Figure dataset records
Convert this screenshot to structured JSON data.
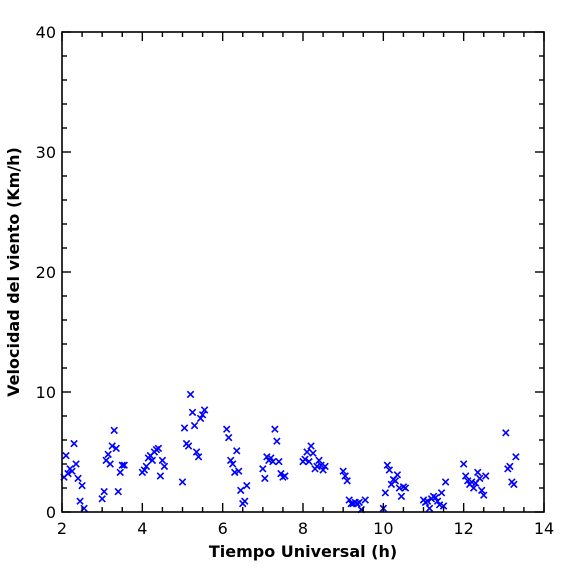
{
  "chart_data": {
    "type": "scatter",
    "title": "",
    "xlabel": "Tiempo Universal (h)",
    "ylabel": "Velocidad del viento (Km/h)",
    "xlim": [
      2,
      14
    ],
    "ylim": [
      0,
      40
    ],
    "xticks": [
      2,
      4,
      6,
      8,
      10,
      12,
      14
    ],
    "yticks": [
      0,
      10,
      20,
      30,
      40
    ],
    "xtick_labels": [
      "2",
      "4",
      "6",
      "8",
      "10",
      "12",
      "14"
    ],
    "ytick_labels": [
      "0",
      "10",
      "20",
      "30",
      "40"
    ],
    "x_minor_step": 0.5,
    "y_minor_step": 2,
    "grid": false,
    "marker": "x",
    "color": "#0000ff",
    "series": [
      {
        "points": [
          [
            2.05,
            2.9
          ],
          [
            2.1,
            4.7
          ],
          [
            2.15,
            3.2
          ],
          [
            2.2,
            3.6
          ],
          [
            2.25,
            3.4
          ],
          [
            2.3,
            5.7
          ],
          [
            2.35,
            4.0
          ],
          [
            2.4,
            2.8
          ],
          [
            2.45,
            0.9
          ],
          [
            2.5,
            2.2
          ],
          [
            2.55,
            0.3
          ],
          [
            3.0,
            1.1
          ],
          [
            3.05,
            1.7
          ],
          [
            3.1,
            4.3
          ],
          [
            3.15,
            4.8
          ],
          [
            3.2,
            4.0
          ],
          [
            3.25,
            5.5
          ],
          [
            3.3,
            6.8
          ],
          [
            3.35,
            5.3
          ],
          [
            3.4,
            1.7
          ],
          [
            3.45,
            3.3
          ],
          [
            3.5,
            3.9
          ],
          [
            3.55,
            3.9
          ],
          [
            4.0,
            3.3
          ],
          [
            4.05,
            3.5
          ],
          [
            4.1,
            3.8
          ],
          [
            4.15,
            4.5
          ],
          [
            4.2,
            4.7
          ],
          [
            4.25,
            4.3
          ],
          [
            4.3,
            5.0
          ],
          [
            4.35,
            5.2
          ],
          [
            4.4,
            5.3
          ],
          [
            4.45,
            3.0
          ],
          [
            4.5,
            4.3
          ],
          [
            4.55,
            3.8
          ],
          [
            5.0,
            2.5
          ],
          [
            5.05,
            7.0
          ],
          [
            5.1,
            5.7
          ],
          [
            5.15,
            5.5
          ],
          [
            5.2,
            9.8
          ],
          [
            5.25,
            8.3
          ],
          [
            5.3,
            7.2
          ],
          [
            5.35,
            5.0
          ],
          [
            5.4,
            4.6
          ],
          [
            5.45,
            7.8
          ],
          [
            5.5,
            8.1
          ],
          [
            5.55,
            8.5
          ],
          [
            6.1,
            6.9
          ],
          [
            6.15,
            6.2
          ],
          [
            6.2,
            4.3
          ],
          [
            6.25,
            4.0
          ],
          [
            6.3,
            3.3
          ],
          [
            6.35,
            5.1
          ],
          [
            6.4,
            3.4
          ],
          [
            6.45,
            1.8
          ],
          [
            6.5,
            0.7
          ],
          [
            6.55,
            0.9
          ],
          [
            6.6,
            2.2
          ],
          [
            7.0,
            3.6
          ],
          [
            7.05,
            2.8
          ],
          [
            7.1,
            4.6
          ],
          [
            7.15,
            4.3
          ],
          [
            7.2,
            4.5
          ],
          [
            7.25,
            4.2
          ],
          [
            7.3,
            6.9
          ],
          [
            7.35,
            5.9
          ],
          [
            7.4,
            4.2
          ],
          [
            7.45,
            3.2
          ],
          [
            7.5,
            2.9
          ],
          [
            7.55,
            3.0
          ],
          [
            8.0,
            4.2
          ],
          [
            8.05,
            4.4
          ],
          [
            8.1,
            5.0
          ],
          [
            8.15,
            4.2
          ],
          [
            8.2,
            5.5
          ],
          [
            8.25,
            4.9
          ],
          [
            8.3,
            3.6
          ],
          [
            8.35,
            3.8
          ],
          [
            8.4,
            4.3
          ],
          [
            8.45,
            3.9
          ],
          [
            8.5,
            3.5
          ],
          [
            8.55,
            3.8
          ],
          [
            9.0,
            3.4
          ],
          [
            9.05,
            3.0
          ],
          [
            9.1,
            2.6
          ],
          [
            9.15,
            1.0
          ],
          [
            9.2,
            0.7
          ],
          [
            9.25,
            0.7
          ],
          [
            9.3,
            0.8
          ],
          [
            9.35,
            0.7
          ],
          [
            9.4,
            0.8
          ],
          [
            9.45,
            0.2
          ],
          [
            9.55,
            1.0
          ],
          [
            10.0,
            0.3
          ],
          [
            10.05,
            1.6
          ],
          [
            10.1,
            3.9
          ],
          [
            10.15,
            3.5
          ],
          [
            10.2,
            2.3
          ],
          [
            10.25,
            2.7
          ],
          [
            10.3,
            2.6
          ],
          [
            10.35,
            3.1
          ],
          [
            10.4,
            2.0
          ],
          [
            10.45,
            1.3
          ],
          [
            10.5,
            2.1
          ],
          [
            10.55,
            2.0
          ],
          [
            11.0,
            1.0
          ],
          [
            11.05,
            0.8
          ],
          [
            11.1,
            0.9
          ],
          [
            11.15,
            0.3
          ],
          [
            11.2,
            1.1
          ],
          [
            11.25,
            1.3
          ],
          [
            11.3,
            1.2
          ],
          [
            11.35,
            0.9
          ],
          [
            11.4,
            0.6
          ],
          [
            11.45,
            1.6
          ],
          [
            11.5,
            0.5
          ],
          [
            11.55,
            2.5
          ],
          [
            12.0,
            4.0
          ],
          [
            12.05,
            3.0
          ],
          [
            12.1,
            2.6
          ],
          [
            12.15,
            2.3
          ],
          [
            12.2,
            2.5
          ],
          [
            12.25,
            2.0
          ],
          [
            12.3,
            2.4
          ],
          [
            12.35,
            3.3
          ],
          [
            12.4,
            2.8
          ],
          [
            12.45,
            1.8
          ],
          [
            12.5,
            1.4
          ],
          [
            12.55,
            3.0
          ],
          [
            13.05,
            6.6
          ],
          [
            13.1,
            3.6
          ],
          [
            13.15,
            3.8
          ],
          [
            13.2,
            2.5
          ],
          [
            13.25,
            2.3
          ],
          [
            13.3,
            4.6
          ]
        ]
      }
    ]
  }
}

• _Problem to work on_
Output all of the entries verbatim, leaving out any images.

• _Written answer_
Convert this screenshot to structured JSON data.
{
  "chart_data": {
    "type": "scatter",
    "title": "",
    "xlabel": "Tiempo Universal (h)",
    "ylabel": "Velocidad del viento (Km/h)",
    "xlim": [
      2,
      14
    ],
    "ylim": [
      0,
      40
    ],
    "xticks": [
      2,
      4,
      6,
      8,
      10,
      12,
      14
    ],
    "yticks": [
      0,
      10,
      20,
      30,
      40
    ],
    "xtick_labels": [
      "2",
      "4",
      "6",
      "8",
      "10",
      "12",
      "14"
    ],
    "ytick_labels": [
      "0",
      "10",
      "20",
      "30",
      "40"
    ],
    "x_minor_step": 0.5,
    "y_minor_step": 2,
    "grid": false,
    "marker": "x",
    "color": "#0000ff",
    "series": [
      {
        "points": [
          [
            2.05,
            2.9
          ],
          [
            2.1,
            4.7
          ],
          [
            2.15,
            3.2
          ],
          [
            2.2,
            3.6
          ],
          [
            2.25,
            3.4
          ],
          [
            2.3,
            5.7
          ],
          [
            2.35,
            4.0
          ],
          [
            2.4,
            2.8
          ],
          [
            2.45,
            0.9
          ],
          [
            2.5,
            2.2
          ],
          [
            2.55,
            0.3
          ],
          [
            3.0,
            1.1
          ],
          [
            3.05,
            1.7
          ],
          [
            3.1,
            4.3
          ],
          [
            3.15,
            4.8
          ],
          [
            3.2,
            4.0
          ],
          [
            3.25,
            5.5
          ],
          [
            3.3,
            6.8
          ],
          [
            3.35,
            5.3
          ],
          [
            3.4,
            1.7
          ],
          [
            3.45,
            3.3
          ],
          [
            3.5,
            3.9
          ],
          [
            3.55,
            3.9
          ],
          [
            4.0,
            3.3
          ],
          [
            4.05,
            3.5
          ],
          [
            4.1,
            3.8
          ],
          [
            4.15,
            4.5
          ],
          [
            4.2,
            4.7
          ],
          [
            4.25,
            4.3
          ],
          [
            4.3,
            5.0
          ],
          [
            4.35,
            5.2
          ],
          [
            4.4,
            5.3
          ],
          [
            4.45,
            3.0
          ],
          [
            4.5,
            4.3
          ],
          [
            4.55,
            3.8
          ],
          [
            5.0,
            2.5
          ],
          [
            5.05,
            7.0
          ],
          [
            5.1,
            5.7
          ],
          [
            5.15,
            5.5
          ],
          [
            5.2,
            9.8
          ],
          [
            5.25,
            8.3
          ],
          [
            5.3,
            7.2
          ],
          [
            5.35,
            5.0
          ],
          [
            5.4,
            4.6
          ],
          [
            5.45,
            7.8
          ],
          [
            5.5,
            8.1
          ],
          [
            5.55,
            8.5
          ],
          [
            6.1,
            6.9
          ],
          [
            6.15,
            6.2
          ],
          [
            6.2,
            4.3
          ],
          [
            6.25,
            4.0
          ],
          [
            6.3,
            3.3
          ],
          [
            6.35,
            5.1
          ],
          [
            6.4,
            3.4
          ],
          [
            6.45,
            1.8
          ],
          [
            6.5,
            0.7
          ],
          [
            6.55,
            0.9
          ],
          [
            6.6,
            2.2
          ],
          [
            7.0,
            3.6
          ],
          [
            7.05,
            2.8
          ],
          [
            7.1,
            4.6
          ],
          [
            7.15,
            4.3
          ],
          [
            7.2,
            4.5
          ],
          [
            7.25,
            4.2
          ],
          [
            7.3,
            6.9
          ],
          [
            7.35,
            5.9
          ],
          [
            7.4,
            4.2
          ],
          [
            7.45,
            3.2
          ],
          [
            7.5,
            2.9
          ],
          [
            7.55,
            3.0
          ],
          [
            8.0,
            4.2
          ],
          [
            8.05,
            4.4
          ],
          [
            8.1,
            5.0
          ],
          [
            8.15,
            4.2
          ],
          [
            8.2,
            5.5
          ],
          [
            8.25,
            4.9
          ],
          [
            8.3,
            3.6
          ],
          [
            8.35,
            3.8
          ],
          [
            8.4,
            4.3
          ],
          [
            8.45,
            3.9
          ],
          [
            8.5,
            3.5
          ],
          [
            8.55,
            3.8
          ],
          [
            9.0,
            3.4
          ],
          [
            9.05,
            3.0
          ],
          [
            9.1,
            2.6
          ],
          [
            9.15,
            1.0
          ],
          [
            9.2,
            0.7
          ],
          [
            9.25,
            0.7
          ],
          [
            9.3,
            0.8
          ],
          [
            9.35,
            0.7
          ],
          [
            9.4,
            0.8
          ],
          [
            9.45,
            0.2
          ],
          [
            9.55,
            1.0
          ],
          [
            10.0,
            0.3
          ],
          [
            10.05,
            1.6
          ],
          [
            10.1,
            3.9
          ],
          [
            10.15,
            3.5
          ],
          [
            10.2,
            2.3
          ],
          [
            10.25,
            2.7
          ],
          [
            10.3,
            2.6
          ],
          [
            10.35,
            3.1
          ],
          [
            10.4,
            2.0
          ],
          [
            10.45,
            1.3
          ],
          [
            10.5,
            2.1
          ],
          [
            10.55,
            2.0
          ],
          [
            11.0,
            1.0
          ],
          [
            11.05,
            0.8
          ],
          [
            11.1,
            0.9
          ],
          [
            11.15,
            0.3
          ],
          [
            11.2,
            1.1
          ],
          [
            11.25,
            1.3
          ],
          [
            11.3,
            1.2
          ],
          [
            11.35,
            0.9
          ],
          [
            11.4,
            0.6
          ],
          [
            11.45,
            1.6
          ],
          [
            11.5,
            0.5
          ],
          [
            11.55,
            2.5
          ],
          [
            12.0,
            4.0
          ],
          [
            12.05,
            3.0
          ],
          [
            12.1,
            2.6
          ],
          [
            12.15,
            2.3
          ],
          [
            12.2,
            2.5
          ],
          [
            12.25,
            2.0
          ],
          [
            12.3,
            2.4
          ],
          [
            12.35,
            3.3
          ],
          [
            12.4,
            2.8
          ],
          [
            12.45,
            1.8
          ],
          [
            12.5,
            1.4
          ],
          [
            12.55,
            3.0
          ],
          [
            13.05,
            6.6
          ],
          [
            13.1,
            3.6
          ],
          [
            13.15,
            3.8
          ],
          [
            13.2,
            2.5
          ],
          [
            13.25,
            2.3
          ],
          [
            13.3,
            4.6
          ]
        ]
      }
    ]
  }
}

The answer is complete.